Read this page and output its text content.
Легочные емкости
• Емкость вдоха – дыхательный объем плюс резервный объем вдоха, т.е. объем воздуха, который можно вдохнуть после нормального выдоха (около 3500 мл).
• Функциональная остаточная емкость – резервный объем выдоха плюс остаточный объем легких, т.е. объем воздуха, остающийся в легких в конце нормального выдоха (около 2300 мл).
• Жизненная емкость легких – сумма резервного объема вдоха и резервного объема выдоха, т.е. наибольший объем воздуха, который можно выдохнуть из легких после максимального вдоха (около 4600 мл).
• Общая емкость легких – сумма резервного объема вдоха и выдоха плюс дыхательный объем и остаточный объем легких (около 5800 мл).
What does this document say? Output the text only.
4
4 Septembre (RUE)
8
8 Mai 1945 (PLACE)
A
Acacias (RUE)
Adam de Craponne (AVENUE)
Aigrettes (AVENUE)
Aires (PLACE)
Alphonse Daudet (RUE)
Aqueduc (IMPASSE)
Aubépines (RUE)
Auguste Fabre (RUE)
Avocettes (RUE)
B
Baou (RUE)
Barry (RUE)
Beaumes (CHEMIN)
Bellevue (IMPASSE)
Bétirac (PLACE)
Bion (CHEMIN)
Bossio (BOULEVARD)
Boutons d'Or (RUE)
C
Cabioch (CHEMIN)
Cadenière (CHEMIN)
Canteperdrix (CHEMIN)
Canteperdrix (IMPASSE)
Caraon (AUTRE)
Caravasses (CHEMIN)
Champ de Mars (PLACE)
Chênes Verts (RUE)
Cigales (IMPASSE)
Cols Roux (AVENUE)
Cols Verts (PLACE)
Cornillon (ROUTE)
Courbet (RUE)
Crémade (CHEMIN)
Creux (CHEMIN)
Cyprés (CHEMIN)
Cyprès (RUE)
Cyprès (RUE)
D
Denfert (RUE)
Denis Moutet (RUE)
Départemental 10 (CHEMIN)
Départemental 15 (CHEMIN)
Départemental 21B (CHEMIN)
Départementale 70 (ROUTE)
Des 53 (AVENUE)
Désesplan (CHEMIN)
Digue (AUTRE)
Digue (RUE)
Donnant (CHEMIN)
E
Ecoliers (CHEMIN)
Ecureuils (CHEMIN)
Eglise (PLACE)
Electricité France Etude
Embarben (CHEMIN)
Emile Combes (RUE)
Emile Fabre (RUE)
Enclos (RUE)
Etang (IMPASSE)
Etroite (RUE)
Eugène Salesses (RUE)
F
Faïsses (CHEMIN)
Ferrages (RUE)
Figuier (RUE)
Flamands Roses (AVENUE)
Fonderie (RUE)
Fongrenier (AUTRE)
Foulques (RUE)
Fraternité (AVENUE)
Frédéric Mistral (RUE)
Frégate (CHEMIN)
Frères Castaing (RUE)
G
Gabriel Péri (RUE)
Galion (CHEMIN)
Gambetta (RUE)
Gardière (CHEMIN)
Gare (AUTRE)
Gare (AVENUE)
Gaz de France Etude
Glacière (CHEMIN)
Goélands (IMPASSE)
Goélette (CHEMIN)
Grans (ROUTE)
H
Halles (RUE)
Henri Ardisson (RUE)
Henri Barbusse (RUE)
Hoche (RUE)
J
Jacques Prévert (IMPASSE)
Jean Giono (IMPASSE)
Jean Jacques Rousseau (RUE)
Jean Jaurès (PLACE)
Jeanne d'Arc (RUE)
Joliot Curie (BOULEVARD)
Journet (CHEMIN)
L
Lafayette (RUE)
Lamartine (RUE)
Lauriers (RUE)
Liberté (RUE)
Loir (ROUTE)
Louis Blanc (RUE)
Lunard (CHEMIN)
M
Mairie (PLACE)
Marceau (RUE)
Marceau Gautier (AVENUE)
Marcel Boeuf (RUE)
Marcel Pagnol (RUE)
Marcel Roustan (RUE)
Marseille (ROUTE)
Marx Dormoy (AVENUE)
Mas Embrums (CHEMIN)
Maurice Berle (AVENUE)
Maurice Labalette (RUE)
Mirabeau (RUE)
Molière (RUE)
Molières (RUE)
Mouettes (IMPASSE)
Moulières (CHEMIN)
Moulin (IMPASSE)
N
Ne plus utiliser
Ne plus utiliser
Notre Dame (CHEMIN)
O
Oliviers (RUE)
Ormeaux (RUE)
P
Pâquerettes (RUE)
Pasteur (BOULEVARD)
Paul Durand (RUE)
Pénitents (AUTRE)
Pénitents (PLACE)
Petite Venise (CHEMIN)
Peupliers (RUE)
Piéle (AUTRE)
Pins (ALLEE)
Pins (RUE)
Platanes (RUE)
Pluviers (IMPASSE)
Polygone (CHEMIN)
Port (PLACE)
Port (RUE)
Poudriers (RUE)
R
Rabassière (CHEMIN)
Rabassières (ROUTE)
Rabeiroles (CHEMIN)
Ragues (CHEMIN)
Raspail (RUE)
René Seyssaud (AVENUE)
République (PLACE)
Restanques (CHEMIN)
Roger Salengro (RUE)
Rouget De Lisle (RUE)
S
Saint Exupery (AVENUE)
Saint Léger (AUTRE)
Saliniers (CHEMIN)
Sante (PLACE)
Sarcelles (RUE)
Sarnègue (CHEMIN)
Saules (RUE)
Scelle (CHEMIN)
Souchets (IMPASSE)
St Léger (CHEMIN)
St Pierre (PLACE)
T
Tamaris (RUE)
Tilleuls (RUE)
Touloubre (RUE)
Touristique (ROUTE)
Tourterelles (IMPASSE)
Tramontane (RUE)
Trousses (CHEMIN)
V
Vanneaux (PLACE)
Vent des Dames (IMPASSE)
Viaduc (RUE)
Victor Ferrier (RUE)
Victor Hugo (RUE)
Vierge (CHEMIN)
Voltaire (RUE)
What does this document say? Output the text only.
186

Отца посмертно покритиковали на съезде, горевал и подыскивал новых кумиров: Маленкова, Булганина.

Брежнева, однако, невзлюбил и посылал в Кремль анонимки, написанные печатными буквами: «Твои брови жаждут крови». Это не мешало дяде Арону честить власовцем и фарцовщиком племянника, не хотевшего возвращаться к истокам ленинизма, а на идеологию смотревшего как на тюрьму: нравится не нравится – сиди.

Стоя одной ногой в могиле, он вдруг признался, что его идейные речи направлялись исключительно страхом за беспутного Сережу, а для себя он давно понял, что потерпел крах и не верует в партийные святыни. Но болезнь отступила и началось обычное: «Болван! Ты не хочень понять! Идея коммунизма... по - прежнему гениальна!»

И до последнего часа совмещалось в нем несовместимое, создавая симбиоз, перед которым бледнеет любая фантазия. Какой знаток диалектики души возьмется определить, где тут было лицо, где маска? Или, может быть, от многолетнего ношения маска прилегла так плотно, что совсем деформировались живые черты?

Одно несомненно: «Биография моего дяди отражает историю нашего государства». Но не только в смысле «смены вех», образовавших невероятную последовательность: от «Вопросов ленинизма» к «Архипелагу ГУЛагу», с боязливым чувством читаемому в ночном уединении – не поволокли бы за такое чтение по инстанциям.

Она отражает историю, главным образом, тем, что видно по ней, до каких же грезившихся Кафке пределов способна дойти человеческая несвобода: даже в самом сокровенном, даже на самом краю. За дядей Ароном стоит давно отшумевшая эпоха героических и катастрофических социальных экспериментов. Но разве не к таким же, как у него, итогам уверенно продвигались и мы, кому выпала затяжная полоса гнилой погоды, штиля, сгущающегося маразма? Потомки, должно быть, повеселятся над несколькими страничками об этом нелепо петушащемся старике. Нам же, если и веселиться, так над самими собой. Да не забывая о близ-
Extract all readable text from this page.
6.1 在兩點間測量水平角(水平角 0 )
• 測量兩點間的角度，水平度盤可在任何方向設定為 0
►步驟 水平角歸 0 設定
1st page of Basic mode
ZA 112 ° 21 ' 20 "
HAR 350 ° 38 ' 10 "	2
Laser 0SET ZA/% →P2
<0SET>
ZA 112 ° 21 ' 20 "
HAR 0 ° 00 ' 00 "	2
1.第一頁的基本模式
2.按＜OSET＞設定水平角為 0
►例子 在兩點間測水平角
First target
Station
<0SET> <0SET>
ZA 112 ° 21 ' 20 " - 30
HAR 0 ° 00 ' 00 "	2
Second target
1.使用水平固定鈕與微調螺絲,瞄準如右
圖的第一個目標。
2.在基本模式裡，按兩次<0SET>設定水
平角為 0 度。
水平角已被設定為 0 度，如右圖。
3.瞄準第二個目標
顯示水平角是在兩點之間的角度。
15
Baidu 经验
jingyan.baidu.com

--------------------------------------------------

# Exercise requirements:
Select the lines in this material that hold the word "AUTRE", leaving none out.

# Solution to the exercise:
Caraon (AUTRE)
Digue (AUTRE)
Fongrenier (AUTRE)
Gare (AUTRE)
Pénitents (AUTRE)
Piéle (AUTRE)
Saint Léger (AUTRE)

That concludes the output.